__Exercise aim__
Leaving out the pictures, please retype each record exactly.

__Exercise material__
--

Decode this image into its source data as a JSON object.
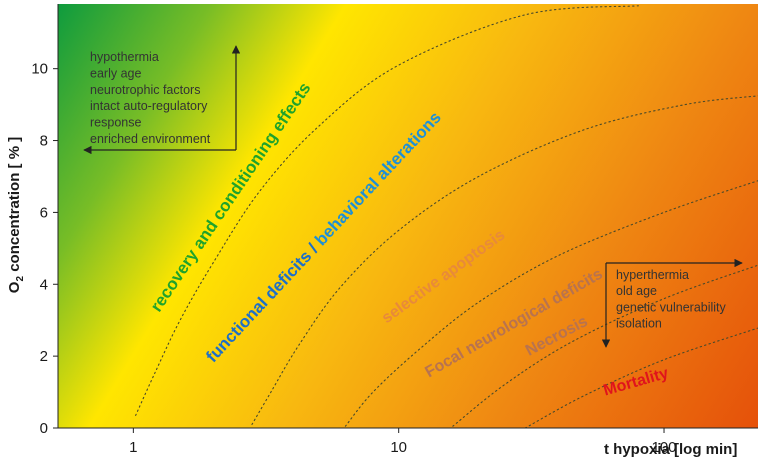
{
  "chart_data": {
    "type": "area",
    "x_scale": "log",
    "xlim": [
      0.52,
      230
    ],
    "ylim": [
      0,
      11.8
    ],
    "xlabel": "t hypoxia [log min]",
    "ylabel_main": "O",
    "ylabel_sub": "2",
    "ylabel_rest": " concentration [ % ]",
    "x_ticks": [
      {
        "value": 1,
        "label": "1"
      },
      {
        "value": 10,
        "label": "10"
      },
      {
        "value": 100,
        "label": "100"
      }
    ],
    "y_ticks": [
      {
        "value": 0,
        "label": "0"
      },
      {
        "value": 2,
        "label": "2"
      },
      {
        "value": 4,
        "label": "4"
      },
      {
        "value": 6,
        "label": "6"
      },
      {
        "value": 8,
        "label": "8"
      },
      {
        "value": 10,
        "label": "10"
      }
    ],
    "boundaries": [
      {
        "points": [
          [
            1.02,
            0.35
          ],
          [
            1.2,
            1.5
          ],
          [
            1.5,
            3.0
          ],
          [
            2.0,
            4.6
          ],
          [
            3.0,
            6.6
          ],
          [
            5.0,
            8.4
          ],
          [
            10.0,
            10.1
          ],
          [
            30.0,
            11.5
          ],
          [
            80.0,
            11.75
          ]
        ]
      },
      {
        "points": [
          [
            2.8,
            0.1
          ],
          [
            3.3,
            1.0
          ],
          [
            4.2,
            2.3
          ],
          [
            6.0,
            3.9
          ],
          [
            10.0,
            5.5
          ],
          [
            20.0,
            7.0
          ],
          [
            50.0,
            8.3
          ],
          [
            120.0,
            9.0
          ],
          [
            230.0,
            9.25
          ]
        ]
      },
      {
        "points": [
          [
            6.3,
            0.05
          ],
          [
            8.0,
            1.0
          ],
          [
            12.0,
            2.2
          ],
          [
            20.0,
            3.5
          ],
          [
            40.0,
            4.8
          ],
          [
            100.0,
            6.0
          ],
          [
            230.0,
            6.9
          ]
        ]
      },
      {
        "points": [
          [
            16.0,
            0.05
          ],
          [
            25.0,
            1.2
          ],
          [
            45.0,
            2.4
          ],
          [
            100.0,
            3.6
          ],
          [
            230.0,
            4.55
          ]
        ]
      },
      {
        "points": [
          [
            30.0,
            0.0
          ],
          [
            50.0,
            0.9
          ],
          [
            100.0,
            1.9
          ],
          [
            230.0,
            2.8
          ]
        ]
      }
    ],
    "zones": [
      {
        "label": "recovery and conditioning effects",
        "color": "#1fa32b",
        "x": 1.25,
        "y": 3.2,
        "angle": -56,
        "size": 17
      },
      {
        "label_a": "functional deficits / ",
        "label_b": "behavioral alterations",
        "color_a": "#1d6fc9",
        "color_b": "#1e90d6",
        "x": 2.0,
        "y": 1.8,
        "angle": -47,
        "size": 17
      },
      {
        "label": "selective apoptosis",
        "color": "#e88a3a",
        "x": 9.0,
        "y": 2.9,
        "angle": -36,
        "size": 16
      },
      {
        "label": "Focal neurological deficits",
        "color": "#b8734f",
        "x": 13.0,
        "y": 1.4,
        "angle": -30,
        "size": 16
      },
      {
        "label": "Necrosis",
        "color": "#b8734f",
        "x": 31.0,
        "y": 2.0,
        "angle": -28,
        "size": 16
      },
      {
        "label": "Mortality",
        "color": "#e0141c",
        "x": 60.0,
        "y": 0.9,
        "angle": -16,
        "size": 16
      }
    ],
    "protective_factors": [
      "hypothermia",
      "early age",
      "neurotrophic factors",
      "intact auto-regulatory",
      "response",
      "enriched environment"
    ],
    "risk_factors": [
      "hyperthermia",
      "old age",
      "genetic vulnerability",
      "isolation"
    ]
  }
}
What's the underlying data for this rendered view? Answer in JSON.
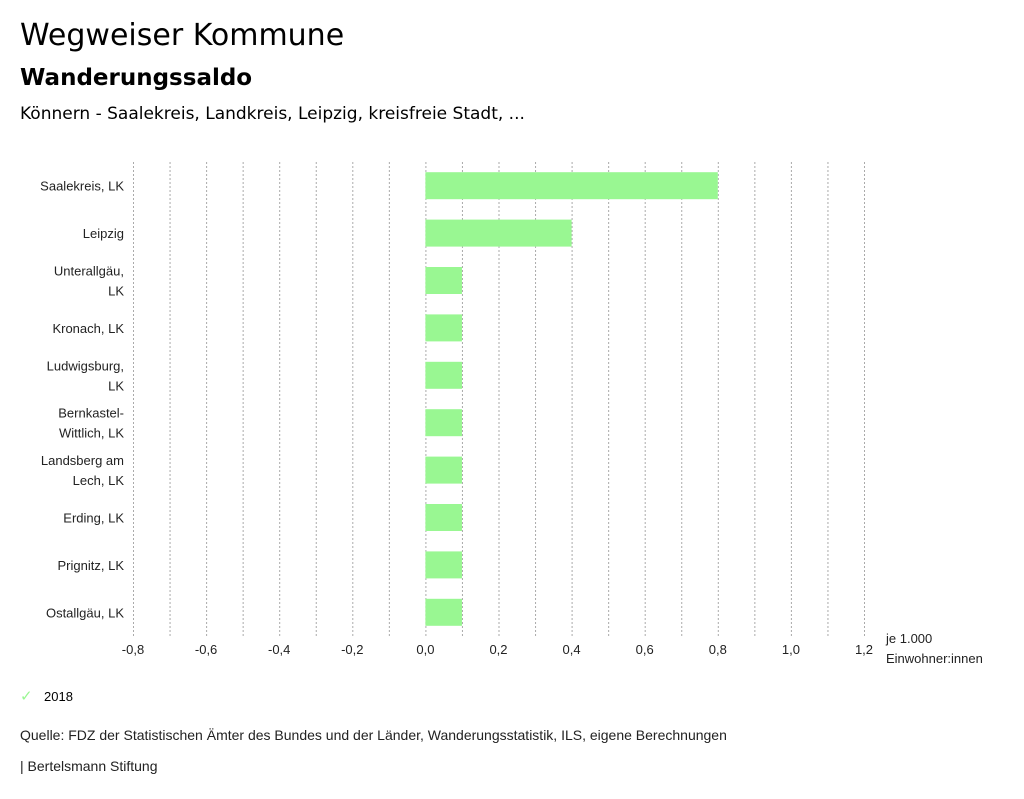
{
  "header": {
    "title": "Wegweiser Kommune",
    "subtitle": "Wanderungssaldo",
    "location": "Könnern - Saalekreis, Landkreis, Leipzig, kreisfreie Stadt, ..."
  },
  "colors": {
    "bar": "#99f792",
    "grid": "#aaaaaa"
  },
  "chart_data": {
    "type": "bar",
    "orientation": "horizontal",
    "categories": [
      [
        "Saalekreis, LK"
      ],
      [
        "Leipzig"
      ],
      [
        "Unterallgäu,",
        "LK"
      ],
      [
        "Kronach, LK"
      ],
      [
        "Ludwigsburg,",
        "LK"
      ],
      [
        "Bernkastel-",
        "Wittlich, LK"
      ],
      [
        "Landsberg am",
        "Lech, LK"
      ],
      [
        "Erding, LK"
      ],
      [
        "Prignitz, LK"
      ],
      [
        "Ostallgäu, LK"
      ]
    ],
    "series": [
      {
        "name": "2018",
        "values": [
          0.8,
          0.4,
          0.1,
          0.1,
          0.1,
          0.1,
          0.1,
          0.1,
          0.1,
          0.1
        ]
      }
    ],
    "xlim": [
      -0.8,
      1.2
    ],
    "xticks": [
      -0.8,
      -0.6,
      -0.4,
      -0.2,
      0.0,
      0.2,
      0.4,
      0.6,
      0.8,
      1.0,
      1.2
    ],
    "xtick_labels": [
      "-0,8",
      "-0,6",
      "-0,4",
      "-0,2",
      "0,0",
      "0,2",
      "0,4",
      "0,6",
      "0,8",
      "1,0",
      "1,2"
    ],
    "grid_step": 0.1,
    "unit_label": [
      "je 1.000",
      "Einwohner:innen"
    ],
    "grid": true,
    "legend_position": "bottom-left"
  },
  "legend": {
    "label": "2018",
    "icon": "check-icon"
  },
  "footer": {
    "source": "Quelle: FDZ der Statistischen Ämter des Bundes und der Länder, Wanderungsstatistik, ILS, eigene Berechnungen",
    "credit": "| Bertelsmann Stiftung"
  }
}
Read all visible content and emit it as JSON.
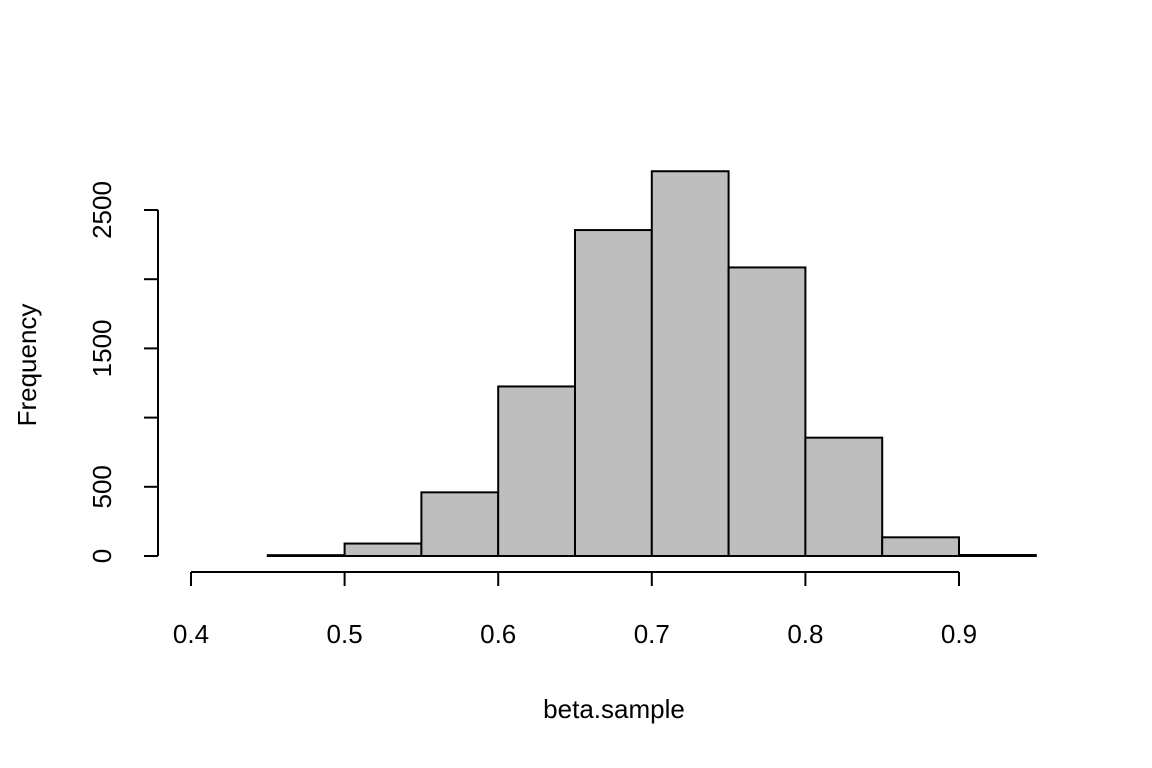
{
  "chart_data": {
    "type": "bar",
    "title": "",
    "xlabel": "beta.sample",
    "ylabel": "Frequency",
    "bin_edges": [
      0.4,
      0.45,
      0.5,
      0.55,
      0.6,
      0.65,
      0.7,
      0.75,
      0.8,
      0.85,
      0.9,
      0.95
    ],
    "values": [
      0,
      6,
      90,
      460,
      1225,
      2355,
      2780,
      2085,
      855,
      135,
      7
    ],
    "xlim": [
      0.4,
      0.95
    ],
    "ylim": [
      0,
      2800
    ],
    "x_ticks": [
      0.4,
      0.5,
      0.6,
      0.7,
      0.8,
      0.9
    ],
    "x_tick_labels": [
      "0.4",
      "0.5",
      "0.6",
      "0.7",
      "0.8",
      "0.9"
    ],
    "y_ticks": [
      0,
      500,
      1000,
      1500,
      2000,
      2500
    ],
    "y_tick_labels": [
      "0",
      "500",
      "",
      "1500",
      "",
      "2500"
    ],
    "grid": false,
    "legend": "none",
    "bar_color": "#bebebe",
    "edge_color": "#000000"
  }
}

--

__Answer to this exercise__
Decode this image into its source data as a JSON object.
{
  "chart_data": {
    "type": "area",
    "x_scale": "log",
    "xlim": [
      0.52,
      230
    ],
    "ylim": [
      0,
      11.8
    ],
    "xlabel": "t hypoxia [log min]",
    "ylabel_main": "O",
    "ylabel_sub": "2",
    "ylabel_rest": " concentration [ % ]",
    "x_ticks": [
      {
        "value": 1,
        "label": "1"
      },
      {
        "value": 10,
        "label": "10"
      },
      {
        "value": 100,
        "label": "100"
      }
    ],
    "y_ticks": [
      {
        "value": 0,
        "label": "0"
      },
      {
        "value": 2,
        "label": "2"
      },
      {
        "value": 4,
        "label": "4"
      },
      {
        "value": 6,
        "label": "6"
      },
      {
        "value": 8,
        "label": "8"
      },
      {
        "value": 10,
        "label": "10"
      }
    ],
    "boundaries": [
      {
        "points": [
          [
            1.02,
            0.35
          ],
          [
            1.2,
            1.5
          ],
          [
            1.5,
            3.0
          ],
          [
            2.0,
            4.6
          ],
          [
            3.0,
            6.6
          ],
          [
            5.0,
            8.4
          ],
          [
            10.0,
            10.1
          ],
          [
            30.0,
            11.5
          ],
          [
            80.0,
            11.75
          ]
        ]
      },
      {
        "points": [
          [
            2.8,
            0.1
          ],
          [
            3.3,
            1.0
          ],
          [
            4.2,
            2.3
          ],
          [
            6.0,
            3.9
          ],
          [
            10.0,
            5.5
          ],
          [
            20.0,
            7.0
          ],
          [
            50.0,
            8.3
          ],
          [
            120.0,
            9.0
          ],
          [
            230.0,
            9.25
          ]
        ]
      },
      {
        "points": [
          [
            6.3,
            0.05
          ],
          [
            8.0,
            1.0
          ],
          [
            12.0,
            2.2
          ],
          [
            20.0,
            3.5
          ],
          [
            40.0,
            4.8
          ],
          [
            100.0,
            6.0
          ],
          [
            230.0,
            6.9
          ]
        ]
      },
      {
        "points": [
          [
            16.0,
            0.05
          ],
          [
            25.0,
            1.2
          ],
          [
            45.0,
            2.4
          ],
          [
            100.0,
            3.6
          ],
          [
            230.0,
            4.55
          ]
        ]
      },
      {
        "points": [
          [
            30.0,
            0.0
          ],
          [
            50.0,
            0.9
          ],
          [
            100.0,
            1.9
          ],
          [
            230.0,
            2.8
          ]
        ]
      }
    ],
    "zones": [
      {
        "label": "recovery and conditioning effects",
        "color": "#1fa32b",
        "x": 1.25,
        "y": 3.2,
        "angle": -56,
        "size": 17
      },
      {
        "label_a": "functional deficits / ",
        "label_b": "behavioral alterations",
        "color_a": "#1d6fc9",
        "color_b": "#1e90d6",
        "x": 2.0,
        "y": 1.8,
        "angle": -47,
        "size": 17
      },
      {
        "label": "selective apoptosis",
        "color": "#e88a3a",
        "x": 9.0,
        "y": 2.9,
        "angle": -36,
        "size": 16
      },
      {
        "label": "Focal neurological deficits",
        "color": "#b8734f",
        "x": 13.0,
        "y": 1.4,
        "angle": -30,
        "size": 16
      },
      {
        "label": "Necrosis",
        "color": "#b8734f",
        "x": 31.0,
        "y": 2.0,
        "angle": -28,
        "size": 16
      },
      {
        "label": "Mortality",
        "color": "#e0141c",
        "x": 60.0,
        "y": 0.9,
        "angle": -16,
        "size": 16
      }
    ],
    "protective_factors": [
      "hypothermia",
      "early age",
      "neurotrophic factors",
      "intact auto-regulatory",
      "response",
      "enriched environment"
    ],
    "risk_factors": [
      "hyperthermia",
      "old age",
      "genetic vulnerability",
      "isolation"
    ]
  }
}
What's the underlying data for this rendered view? Answer in JSON.
{
  "header": {
    "title": "Wegweiser Kommune",
    "subtitle": "Wanderungssaldo",
    "location": "Könnern - Saalekreis, Landkreis, Leipzig, kreisfreie Stadt, ..."
  },
  "colors": {
    "bar": "#99f792",
    "grid": "#aaaaaa"
  },
  "chart_data": {
    "type": "bar",
    "orientation": "horizontal",
    "categories": [
      [
        "Saalekreis, LK"
      ],
      [
        "Leipzig"
      ],
      [
        "Unterallgäu,",
        "LK"
      ],
      [
        "Kronach, LK"
      ],
      [
        "Ludwigsburg,",
        "LK"
      ],
      [
        "Bernkastel-",
        "Wittlich, LK"
      ],
      [
        "Landsberg am",
        "Lech, LK"
      ],
      [
        "Erding, LK"
      ],
      [
        "Prignitz, LK"
      ],
      [
        "Ostallgäu, LK"
      ]
    ],
    "series": [
      {
        "name": "2018",
        "values": [
          0.8,
          0.4,
          0.1,
          0.1,
          0.1,
          0.1,
          0.1,
          0.1,
          0.1,
          0.1
        ]
      }
    ],
    "xlim": [
      -0.8,
      1.2
    ],
    "xticks": [
      -0.8,
      -0.6,
      -0.4,
      -0.2,
      0.0,
      0.2,
      0.4,
      0.6,
      0.8,
      1.0,
      1.2
    ],
    "xtick_labels": [
      "-0,8",
      "-0,6",
      "-0,4",
      "-0,2",
      "0,0",
      "0,2",
      "0,4",
      "0,6",
      "0,8",
      "1,0",
      "1,2"
    ],
    "grid_step": 0.1,
    "unit_label": [
      "je 1.000",
      "Einwohner:innen"
    ],
    "grid": true,
    "legend_position": "bottom-left"
  },
  "legend": {
    "label": "2018",
    "icon": "check-icon"
  },
  "footer": {
    "source": "Quelle: FDZ der Statistischen Ämter des Bundes und der Länder, Wanderungsstatistik, ILS, eigene Berechnungen",
    "credit": "| Bertelsmann Stiftung"
  }
}
Read all visible content and emit it as JSON.
{
  "chart_data": {
    "type": "bar",
    "title": "",
    "xlabel": "beta.sample",
    "ylabel": "Frequency",
    "bin_edges": [
      0.4,
      0.45,
      0.5,
      0.55,
      0.6,
      0.65,
      0.7,
      0.75,
      0.8,
      0.85,
      0.9,
      0.95
    ],
    "values": [
      0,
      6,
      90,
      460,
      1225,
      2355,
      2780,
      2085,
      855,
      135,
      7
    ],
    "xlim": [
      0.4,
      0.95
    ],
    "ylim": [
      0,
      2800
    ],
    "x_ticks": [
      0.4,
      0.5,
      0.6,
      0.7,
      0.8,
      0.9
    ],
    "x_tick_labels": [
      "0.4",
      "0.5",
      "0.6",
      "0.7",
      "0.8",
      "0.9"
    ],
    "y_ticks": [
      0,
      500,
      1000,
      1500,
      2000,
      2500
    ],
    "y_tick_labels": [
      "0",
      "500",
      "",
      "1500",
      "",
      "2500"
    ],
    "grid": false,
    "legend": "none",
    "bar_color": "#bebebe",
    "edge_color": "#000000"
  }
}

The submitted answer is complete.